### Available data

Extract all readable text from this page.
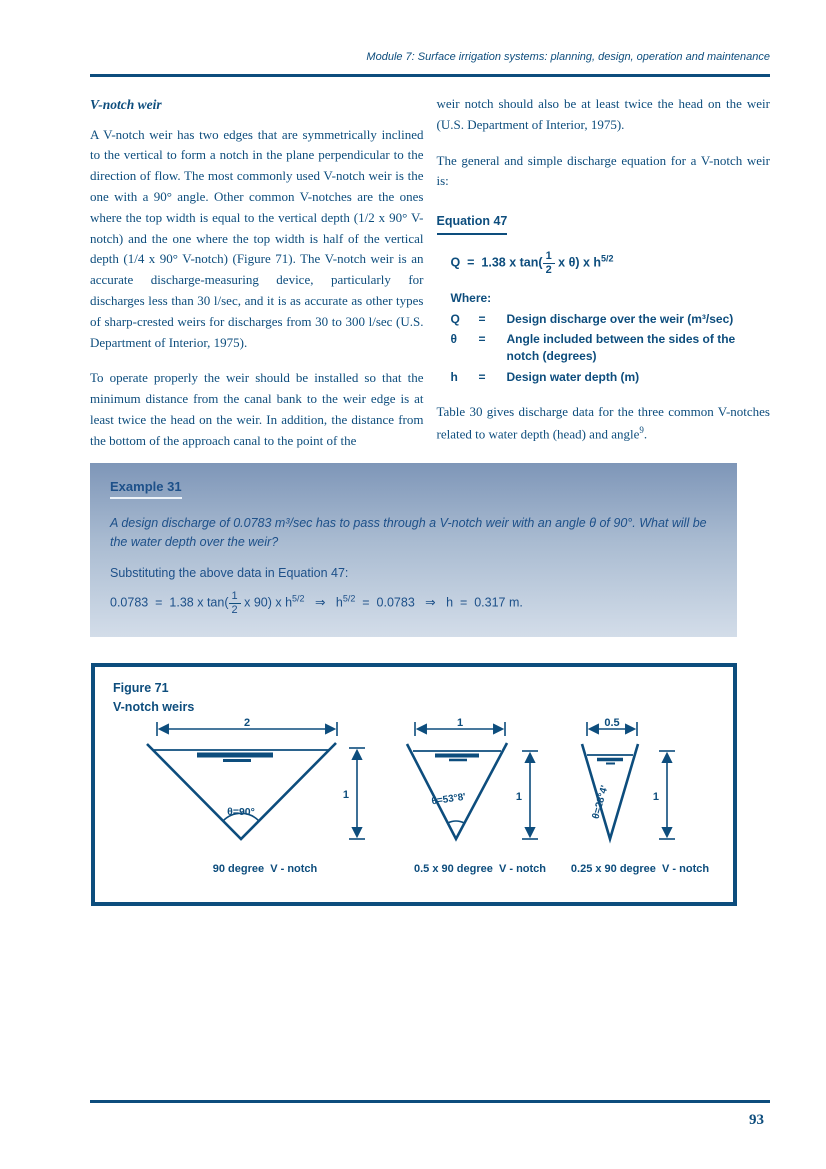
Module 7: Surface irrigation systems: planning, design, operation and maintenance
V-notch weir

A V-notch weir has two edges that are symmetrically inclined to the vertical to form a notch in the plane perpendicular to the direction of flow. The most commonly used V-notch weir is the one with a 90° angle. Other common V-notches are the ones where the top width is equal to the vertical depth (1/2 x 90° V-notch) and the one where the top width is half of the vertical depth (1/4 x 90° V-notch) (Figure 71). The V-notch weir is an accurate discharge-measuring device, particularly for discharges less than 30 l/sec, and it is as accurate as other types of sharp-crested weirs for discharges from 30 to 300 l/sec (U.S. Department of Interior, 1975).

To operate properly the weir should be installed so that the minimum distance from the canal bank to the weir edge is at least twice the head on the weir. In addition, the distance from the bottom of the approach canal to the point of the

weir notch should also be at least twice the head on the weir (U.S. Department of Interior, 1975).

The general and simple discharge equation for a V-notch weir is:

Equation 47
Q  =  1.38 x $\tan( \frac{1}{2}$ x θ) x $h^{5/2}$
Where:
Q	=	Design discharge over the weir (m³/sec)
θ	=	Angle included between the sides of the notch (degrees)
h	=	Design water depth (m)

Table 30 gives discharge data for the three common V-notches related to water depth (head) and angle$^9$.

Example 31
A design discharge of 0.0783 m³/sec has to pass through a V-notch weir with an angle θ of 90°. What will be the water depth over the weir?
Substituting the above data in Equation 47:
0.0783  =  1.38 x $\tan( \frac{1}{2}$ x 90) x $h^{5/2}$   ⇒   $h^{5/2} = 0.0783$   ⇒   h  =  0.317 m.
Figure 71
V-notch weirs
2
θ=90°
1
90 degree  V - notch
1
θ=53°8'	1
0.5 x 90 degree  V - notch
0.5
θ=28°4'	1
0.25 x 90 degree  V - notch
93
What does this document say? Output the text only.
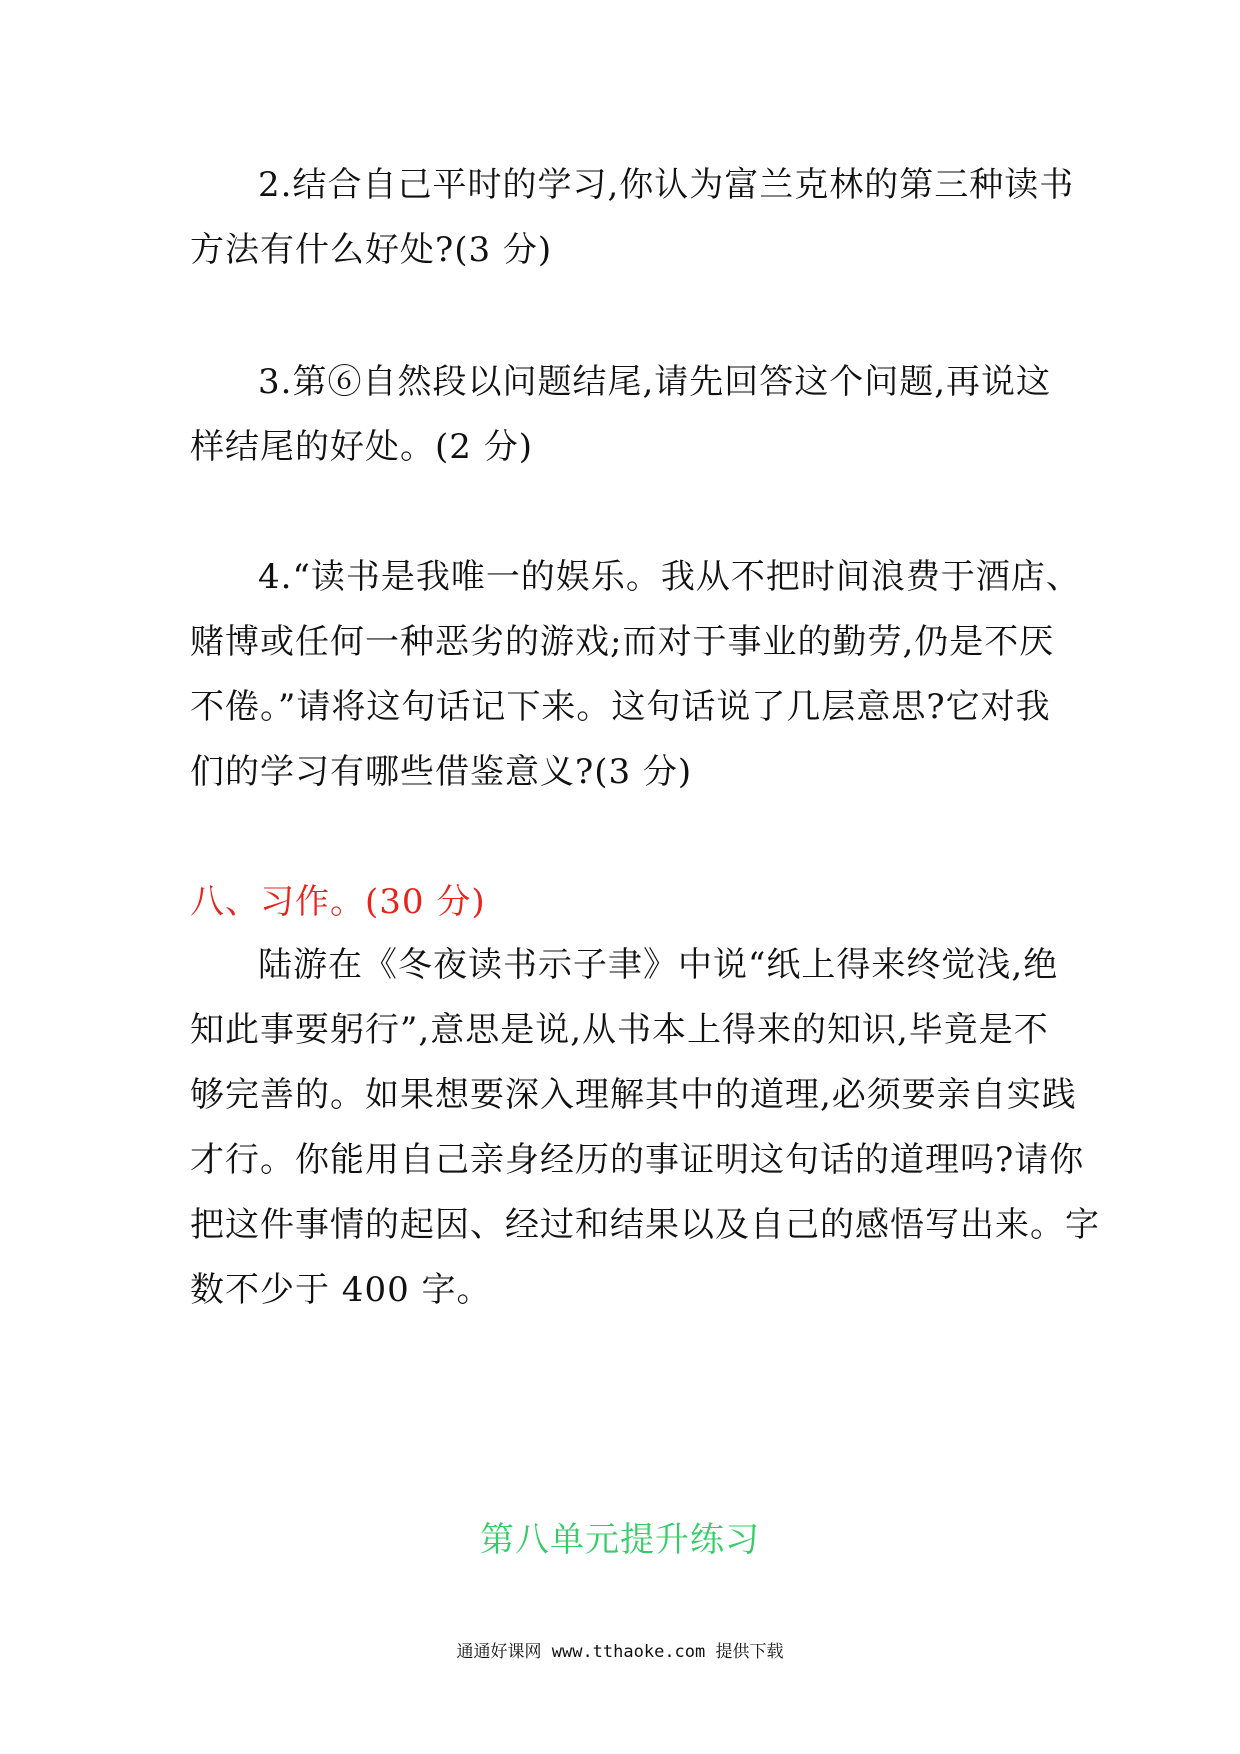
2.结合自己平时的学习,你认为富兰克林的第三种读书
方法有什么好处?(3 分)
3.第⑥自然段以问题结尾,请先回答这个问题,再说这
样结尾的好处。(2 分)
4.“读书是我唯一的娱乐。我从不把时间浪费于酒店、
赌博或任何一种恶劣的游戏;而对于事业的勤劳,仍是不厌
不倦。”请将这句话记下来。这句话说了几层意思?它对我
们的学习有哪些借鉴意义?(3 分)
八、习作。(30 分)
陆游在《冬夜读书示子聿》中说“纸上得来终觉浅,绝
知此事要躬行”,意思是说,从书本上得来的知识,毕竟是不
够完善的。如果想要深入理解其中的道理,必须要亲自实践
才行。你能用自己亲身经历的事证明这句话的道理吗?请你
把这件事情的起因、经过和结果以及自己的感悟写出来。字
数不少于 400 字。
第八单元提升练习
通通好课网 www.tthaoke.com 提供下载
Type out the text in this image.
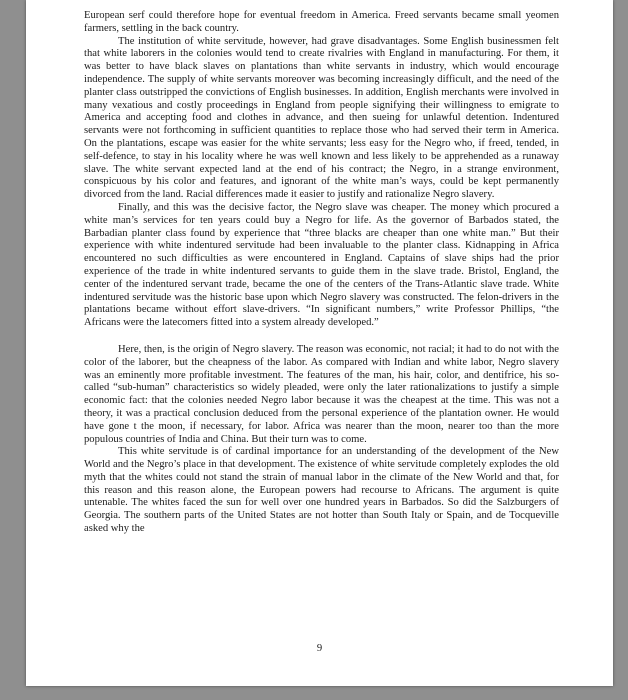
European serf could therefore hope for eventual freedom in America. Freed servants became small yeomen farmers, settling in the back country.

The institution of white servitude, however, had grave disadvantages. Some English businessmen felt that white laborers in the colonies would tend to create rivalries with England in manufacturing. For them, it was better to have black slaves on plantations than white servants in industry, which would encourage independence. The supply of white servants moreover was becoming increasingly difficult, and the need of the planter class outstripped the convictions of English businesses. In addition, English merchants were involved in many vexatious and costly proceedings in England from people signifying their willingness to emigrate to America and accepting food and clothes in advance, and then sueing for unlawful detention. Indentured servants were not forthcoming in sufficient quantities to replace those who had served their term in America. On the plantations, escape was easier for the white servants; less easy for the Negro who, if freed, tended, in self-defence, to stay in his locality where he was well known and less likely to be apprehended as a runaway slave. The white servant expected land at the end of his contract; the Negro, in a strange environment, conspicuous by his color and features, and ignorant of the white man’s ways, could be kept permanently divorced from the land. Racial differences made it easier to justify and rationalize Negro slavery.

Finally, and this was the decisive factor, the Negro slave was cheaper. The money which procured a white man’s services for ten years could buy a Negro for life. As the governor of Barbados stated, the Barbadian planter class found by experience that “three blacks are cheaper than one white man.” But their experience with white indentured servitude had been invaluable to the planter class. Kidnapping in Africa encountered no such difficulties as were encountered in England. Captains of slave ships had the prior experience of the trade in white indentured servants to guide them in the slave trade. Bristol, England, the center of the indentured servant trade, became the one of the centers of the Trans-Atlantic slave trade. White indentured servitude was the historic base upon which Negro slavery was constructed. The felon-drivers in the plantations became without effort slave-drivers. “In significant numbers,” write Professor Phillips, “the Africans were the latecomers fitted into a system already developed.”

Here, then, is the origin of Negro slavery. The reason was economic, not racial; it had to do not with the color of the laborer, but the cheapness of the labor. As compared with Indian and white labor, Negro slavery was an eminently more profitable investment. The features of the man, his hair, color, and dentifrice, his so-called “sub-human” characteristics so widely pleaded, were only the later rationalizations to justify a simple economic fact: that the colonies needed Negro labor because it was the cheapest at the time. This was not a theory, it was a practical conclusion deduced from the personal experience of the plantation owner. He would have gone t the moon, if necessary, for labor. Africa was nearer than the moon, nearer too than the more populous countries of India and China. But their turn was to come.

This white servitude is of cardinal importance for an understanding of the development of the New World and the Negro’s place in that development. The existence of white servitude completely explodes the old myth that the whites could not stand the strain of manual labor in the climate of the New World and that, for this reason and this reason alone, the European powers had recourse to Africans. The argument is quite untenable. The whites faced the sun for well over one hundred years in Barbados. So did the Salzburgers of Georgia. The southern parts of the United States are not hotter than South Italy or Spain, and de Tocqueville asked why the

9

### Exercise aim
All of the material above is to be copied exactly, except for its images.

### Solution for this exercise
Extract all readable text from this page.
Module 7: Surface irrigation systems: planning, design, operation and maintenance
V-notch weir

A V-notch weir has two edges that are symmetrically inclined to the vertical to form a notch in the plane perpendicular to the direction of flow. The most commonly used V-notch weir is the one with a 90° angle. Other common V-notches are the ones where the top width is equal to the vertical depth (1/2 x 90° V-notch) and the one where the top width is half of the vertical depth (1/4 x 90° V-notch) (Figure 71). The V-notch weir is an accurate discharge-measuring device, particularly for discharges less than 30 l/sec, and it is as accurate as other types of sharp-crested weirs for discharges from 30 to 300 l/sec (U.S. Department of Interior, 1975).

To operate properly the weir should be installed so that the minimum distance from the canal bank to the weir edge is at least twice the head on the weir. In addition, the distance from the bottom of the approach canal to the point of the

weir notch should also be at least twice the head on the weir (U.S. Department of Interior, 1975).

The general and simple discharge equation for a V-notch weir is:

Equation 47
Q  =  1.38 x $\tan( \frac{1}{2}$ x θ) x $h^{5/2}$
Where:
Q	=	Design discharge over the weir (m³/sec)
θ	=	Angle included between the sides of the notch (degrees)
h	=	Design water depth (m)

Table 30 gives discharge data for the three common V-notches related to water depth (head) and angle$^9$.

Example 31
A design discharge of 0.0783 m³/sec has to pass through a V-notch weir with an angle θ of 90°. What will be the water depth over the weir?
Substituting the above data in Equation 47:
0.0783  =  1.38 x $\tan( \frac{1}{2}$ x 90) x $h^{5/2}$   ⇒   $h^{5/2} = 0.0783$   ⇒   h  =  0.317 m.
Figure 71
V-notch weirs
2
θ=90°
1
90 degree  V - notch
1
θ=53°8'	1
0.5 x 90 degree  V - notch
0.5
θ=28°4'	1
0.25 x 90 degree  V - notch
93
What does this document say? Output the text only.
2.结合自己平时的学习,你认为富兰克林的第三种读书
方法有什么好处?(3 分)
3.第⑥自然段以问题结尾,请先回答这个问题,再说这
样结尾的好处。(2 分)
4.“读书是我唯一的娱乐。我从不把时间浪费于酒店、
赌博或任何一种恶劣的游戏;而对于事业的勤劳,仍是不厌
不倦。”请将这句话记下来。这句话说了几层意思?它对我
们的学习有哪些借鉴意义?(3 分)
八、习作。(30 分)
陆游在《冬夜读书示子聿》中说“纸上得来终觉浅,绝
知此事要躬行”,意思是说,从书本上得来的知识,毕竟是不
够完善的。如果想要深入理解其中的道理,必须要亲自实践
才行。你能用自己亲身经历的事证明这句话的道理吗?请你
把这件事情的起因、经过和结果以及自己的感悟写出来。字
数不少于 400 字。
第八单元提升练习
通通好课网 www.tthaoke.com 提供下载
Type out the text in this image.
European serf could therefore hope for eventual freedom in America. Freed servants became small yeomen farmers, settling in the back country.

The institution of white servitude, however, had grave disadvantages. Some English businessmen felt that white laborers in the colonies would tend to create rivalries with England in manufacturing. For them, it was better to have black slaves on plantations than white servants in industry, which would encourage independence. The supply of white servants moreover was becoming increasingly difficult, and the need of the planter class outstripped the convictions of English businesses. In addition, English merchants were involved in many vexatious and costly proceedings in England from people signifying their willingness to emigrate to America and accepting food and clothes in advance, and then sueing for unlawful detention. Indentured servants were not forthcoming in sufficient quantities to replace those who had served their term in America. On the plantations, escape was easier for the white servants; less easy for the Negro who, if freed, tended, in self-defence, to stay in his locality where he was well known and less likely to be apprehended as a runaway slave. The white servant expected land at the end of his contract; the Negro, in a strange environment, conspicuous by his color and features, and ignorant of the white man’s ways, could be kept permanently divorced from the land. Racial differences made it easier to justify and rationalize Negro slavery.

Finally, and this was the decisive factor, the Negro slave was cheaper. The money which procured a white man’s services for ten years could buy a Negro for life. As the governor of Barbados stated, the Barbadian planter class found by experience that “three blacks are cheaper than one white man.” But their experience with white indentured servitude had been invaluable to the planter class. Kidnapping in Africa encountered no such difficulties as were encountered in England. Captains of slave ships had the prior experience of the trade in white indentured servants to guide them in the slave trade. Bristol, England, the center of the indentured servant trade, became the one of the centers of the Trans-Atlantic slave trade. White indentured servitude was the historic base upon which Negro slavery was constructed. The felon-drivers in the plantations became without effort slave-drivers. “In significant numbers,” write Professor Phillips, “the Africans were the latecomers fitted into a system already developed.”

Here, then, is the origin of Negro slavery. The reason was economic, not racial; it had to do not with the color of the laborer, but the cheapness of the labor. As compared with Indian and white labor, Negro slavery was an eminently more profitable investment. The features of the man, his hair, color, and dentifrice, his so-called “sub-human” characteristics so widely pleaded, were only the later rationalizations to justify a simple economic fact: that the colonies needed Negro labor because it was the cheapest at the time. This was not a theory, it was a practical conclusion deduced from the personal experience of the plantation owner. He would have gone t the moon, if necessary, for labor. Africa was nearer than the moon, nearer too than the more populous countries of India and China. But their turn was to come.

This white servitude is of cardinal importance for an understanding of the development of the New World and the Negro’s place in that development. The existence of white servitude completely explodes the old myth that the whites could not stand the strain of manual labor in the climate of the New World and that, for this reason and this reason alone, the European powers had recourse to Africans. The argument is quite untenable. The whites faced the sun for well over one hundred years in Barbados. So did the Salzburgers of Georgia. The southern parts of the United States are not hotter than South Italy or Spain, and de Tocqueville asked why the

9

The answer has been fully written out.